Scan each line of the records for the word "Geopolitical" and extract the ones that have it.

##### RECORDS TO USE

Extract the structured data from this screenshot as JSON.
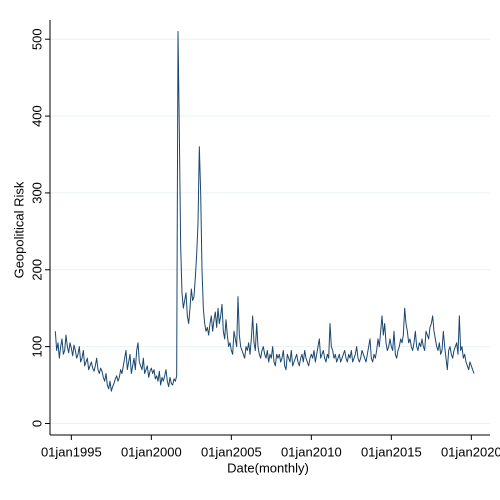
{
  "chart_data": {
    "type": "line",
    "xlabel": "Date(monthly)",
    "ylabel": "Geopolitical Risk",
    "xlim": [
      "1993-09-01",
      "2021-03-01"
    ],
    "ylim": [
      -15,
      525
    ],
    "xticks": [
      {
        "value": "1995-01-01",
        "label": "01jan1995"
      },
      {
        "value": "2000-01-01",
        "label": "01jan2000"
      },
      {
        "value": "2005-01-01",
        "label": "01jan2005"
      },
      {
        "value": "2010-01-01",
        "label": "01jan2010"
      },
      {
        "value": "2015-01-01",
        "label": "01jan2015"
      },
      {
        "value": "2020-01-01",
        "label": "01jan2020"
      }
    ],
    "yticks": [
      0,
      100,
      200,
      300,
      400,
      500
    ],
    "grid": true,
    "x": [
      "1994-01-01",
      "1994-02-01",
      "1994-03-01",
      "1994-04-01",
      "1994-05-01",
      "1994-06-01",
      "1994-07-01",
      "1994-08-01",
      "1994-09-01",
      "1994-10-01",
      "1994-11-01",
      "1994-12-01",
      "1995-01-01",
      "1995-02-01",
      "1995-03-01",
      "1995-04-01",
      "1995-05-01",
      "1995-06-01",
      "1995-07-01",
      "1995-08-01",
      "1995-09-01",
      "1995-10-01",
      "1995-11-01",
      "1995-12-01",
      "1996-01-01",
      "1996-02-01",
      "1996-03-01",
      "1996-04-01",
      "1996-05-01",
      "1996-06-01",
      "1996-07-01",
      "1996-08-01",
      "1996-09-01",
      "1996-10-01",
      "1996-11-01",
      "1996-12-01",
      "1997-01-01",
      "1997-02-01",
      "1997-03-01",
      "1997-04-01",
      "1997-05-01",
      "1997-06-01",
      "1997-07-01",
      "1997-08-01",
      "1997-09-01",
      "1997-10-01",
      "1997-11-01",
      "1997-12-01",
      "1998-01-01",
      "1998-02-01",
      "1998-03-01",
      "1998-04-01",
      "1998-05-01",
      "1998-06-01",
      "1998-07-01",
      "1998-08-01",
      "1998-09-01",
      "1998-10-01",
      "1998-11-01",
      "1998-12-01",
      "1999-01-01",
      "1999-02-01",
      "1999-03-01",
      "1999-04-01",
      "1999-05-01",
      "1999-06-01",
      "1999-07-01",
      "1999-08-01",
      "1999-09-01",
      "1999-10-01",
      "1999-11-01",
      "1999-12-01",
      "2000-01-01",
      "2000-02-01",
      "2000-03-01",
      "2000-04-01",
      "2000-05-01",
      "2000-06-01",
      "2000-07-01",
      "2000-08-01",
      "2000-09-01",
      "2000-10-01",
      "2000-11-01",
      "2000-12-01",
      "2001-01-01",
      "2001-02-01",
      "2001-03-01",
      "2001-04-01",
      "2001-05-01",
      "2001-06-01",
      "2001-07-01",
      "2001-08-01",
      "2001-09-01",
      "2001-10-01",
      "2001-11-01",
      "2001-12-01",
      "2002-01-01",
      "2002-02-01",
      "2002-03-01",
      "2002-04-01",
      "2002-05-01",
      "2002-06-01",
      "2002-07-01",
      "2002-08-01",
      "2002-09-01",
      "2002-10-01",
      "2002-11-01",
      "2002-12-01",
      "2003-01-01",
      "2003-02-01",
      "2003-03-01",
      "2003-04-01",
      "2003-05-01",
      "2003-06-01",
      "2003-07-01",
      "2003-08-01",
      "2003-09-01",
      "2003-10-01",
      "2003-11-01",
      "2003-12-01",
      "2004-01-01",
      "2004-02-01",
      "2004-03-01",
      "2004-04-01",
      "2004-05-01",
      "2004-06-01",
      "2004-07-01",
      "2004-08-01",
      "2004-09-01",
      "2004-10-01",
      "2004-11-01",
      "2004-12-01",
      "2005-01-01",
      "2005-02-01",
      "2005-03-01",
      "2005-04-01",
      "2005-05-01",
      "2005-06-01",
      "2005-07-01",
      "2005-08-01",
      "2005-09-01",
      "2005-10-01",
      "2005-11-01",
      "2005-12-01",
      "2006-01-01",
      "2006-02-01",
      "2006-03-01",
      "2006-04-01",
      "2006-05-01",
      "2006-06-01",
      "2006-07-01",
      "2006-08-01",
      "2006-09-01",
      "2006-10-01",
      "2006-11-01",
      "2006-12-01",
      "2007-01-01",
      "2007-02-01",
      "2007-03-01",
      "2007-04-01",
      "2007-05-01",
      "2007-06-01",
      "2007-07-01",
      "2007-08-01",
      "2007-09-01",
      "2007-10-01",
      "2007-11-01",
      "2007-12-01",
      "2008-01-01",
      "2008-02-01",
      "2008-03-01",
      "2008-04-01",
      "2008-05-01",
      "2008-06-01",
      "2008-07-01",
      "2008-08-01",
      "2008-09-01",
      "2008-10-01",
      "2008-11-01",
      "2008-12-01",
      "2009-01-01",
      "2009-02-01",
      "2009-03-01",
      "2009-04-01",
      "2009-05-01",
      "2009-06-01",
      "2009-07-01",
      "2009-08-01",
      "2009-09-01",
      "2009-10-01",
      "2009-11-01",
      "2009-12-01",
      "2010-01-01",
      "2010-02-01",
      "2010-03-01",
      "2010-04-01",
      "2010-05-01",
      "2010-06-01",
      "2010-07-01",
      "2010-08-01",
      "2010-09-01",
      "2010-10-01",
      "2010-11-01",
      "2010-12-01",
      "2011-01-01",
      "2011-02-01",
      "2011-03-01",
      "2011-04-01",
      "2011-05-01",
      "2011-06-01",
      "2011-07-01",
      "2011-08-01",
      "2011-09-01",
      "2011-10-01",
      "2011-11-01",
      "2011-12-01",
      "2012-01-01",
      "2012-02-01",
      "2012-03-01",
      "2012-04-01",
      "2012-05-01",
      "2012-06-01",
      "2012-07-01",
      "2012-08-01",
      "2012-09-01",
      "2012-10-01",
      "2012-11-01",
      "2012-12-01",
      "2013-01-01",
      "2013-02-01",
      "2013-03-01",
      "2013-04-01",
      "2013-05-01",
      "2013-06-01",
      "2013-07-01",
      "2013-08-01",
      "2013-09-01",
      "2013-10-01",
      "2013-11-01",
      "2013-12-01",
      "2014-01-01",
      "2014-02-01",
      "2014-03-01",
      "2014-04-01",
      "2014-05-01",
      "2014-06-01",
      "2014-07-01",
      "2014-08-01",
      "2014-09-01",
      "2014-10-01",
      "2014-11-01",
      "2014-12-01",
      "2015-01-01",
      "2015-02-01",
      "2015-03-01",
      "2015-04-01",
      "2015-05-01",
      "2015-06-01",
      "2015-07-01",
      "2015-08-01",
      "2015-09-01",
      "2015-10-01",
      "2015-11-01",
      "2015-12-01",
      "2016-01-01",
      "2016-02-01",
      "2016-03-01",
      "2016-04-01",
      "2016-05-01",
      "2016-06-01",
      "2016-07-01",
      "2016-08-01",
      "2016-09-01",
      "2016-10-01",
      "2016-11-01",
      "2016-12-01",
      "2017-01-01",
      "2017-02-01",
      "2017-03-01",
      "2017-04-01",
      "2017-05-01",
      "2017-06-01",
      "2017-07-01",
      "2017-08-01",
      "2017-09-01",
      "2017-10-01",
      "2017-11-01",
      "2017-12-01",
      "2018-01-01",
      "2018-02-01",
      "2018-03-01",
      "2018-04-01",
      "2018-05-01",
      "2018-06-01",
      "2018-07-01",
      "2018-08-01",
      "2018-09-01",
      "2018-10-01",
      "2018-11-01",
      "2018-12-01",
      "2019-01-01",
      "2019-02-01",
      "2019-03-01",
      "2019-04-01",
      "2019-05-01",
      "2019-06-01",
      "2019-07-01",
      "2019-08-01",
      "2019-09-01",
      "2019-10-01",
      "2019-11-01",
      "2019-12-01",
      "2020-01-01",
      "2020-02-01",
      "2020-03-01"
    ],
    "series": [
      {
        "name": "Geopolitical Risk",
        "color": "#1a476f",
        "values": [
          120,
          95,
          105,
          85,
          100,
          110,
          90,
          95,
          115,
          100,
          92,
          105,
          98,
          88,
          102,
          95,
          85,
          90,
          100,
          80,
          85,
          95,
          75,
          80,
          85,
          70,
          75,
          80,
          72,
          68,
          75,
          85,
          70,
          65,
          72,
          68,
          60,
          55,
          65,
          50,
          45,
          55,
          42,
          48,
          52,
          58,
          62,
          55,
          60,
          70,
          65,
          75,
          85,
          95,
          70,
          80,
          90,
          65,
          75,
          85,
          70,
          95,
          105,
          80,
          75,
          70,
          85,
          65,
          70,
          75,
          60,
          68,
          72,
          65,
          70,
          58,
          62,
          55,
          68,
          50,
          60,
          55,
          62,
          70,
          55,
          48,
          60,
          52,
          50,
          58,
          55,
          62,
          510,
          380,
          230,
          170,
          150,
          160,
          170,
          140,
          130,
          150,
          175,
          160,
          165,
          190,
          220,
          260,
          360,
          300,
          200,
          150,
          130,
          120,
          125,
          115,
          130,
          140,
          120,
          135,
          145,
          125,
          150,
          130,
          140,
          155,
          120,
          110,
          135,
          115,
          100,
          105,
          95,
          90,
          120,
          110,
          100,
          165,
          115,
          100,
          95,
          90,
          85,
          100,
          95,
          105,
          90,
          110,
          140,
          105,
          95,
          130,
          100,
          90,
          85,
          95,
          100,
          90,
          85,
          95,
          80,
          90,
          85,
          100,
          80,
          75,
          90,
          85,
          90,
          80,
          85,
          95,
          75,
          70,
          90,
          85,
          80,
          95,
          75,
          80,
          85,
          90,
          80,
          75,
          85,
          90,
          80,
          95,
          85,
          80,
          75,
          85,
          90,
          85,
          95,
          80,
          90,
          100,
          110,
          85,
          90,
          95,
          85,
          80,
          90,
          85,
          130,
          100,
          95,
          85,
          90,
          80,
          85,
          90,
          80,
          85,
          90,
          95,
          85,
          80,
          90,
          85,
          95,
          80,
          85,
          90,
          100,
          85,
          80,
          85,
          95,
          90,
          85,
          80,
          90,
          100,
          110,
          85,
          80,
          90,
          85,
          95,
          110,
          100,
          120,
          140,
          115,
          130,
          105,
          95,
          100,
          110,
          100,
          95,
          120,
          90,
          85,
          95,
          100,
          110,
          105,
          115,
          150,
          130,
          120,
          105,
          110,
          100,
          95,
          105,
          120,
          100,
          95,
          105,
          100,
          110,
          100,
          95,
          120,
          115,
          110,
          125,
          130,
          140,
          120,
          110,
          100,
          95,
          105,
          90,
          95,
          120,
          100,
          85,
          70,
          95,
          100,
          90,
          85,
          95,
          100,
          105,
          90,
          140,
          95,
          100,
          85,
          90,
          80,
          75,
          70,
          80,
          75,
          70,
          65
        ]
      }
    ]
  }
}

##########

#### [EXERCISE RESULT]
    "ylabel": "Geopolitical Risk",
        "name": "Geopolitical Risk",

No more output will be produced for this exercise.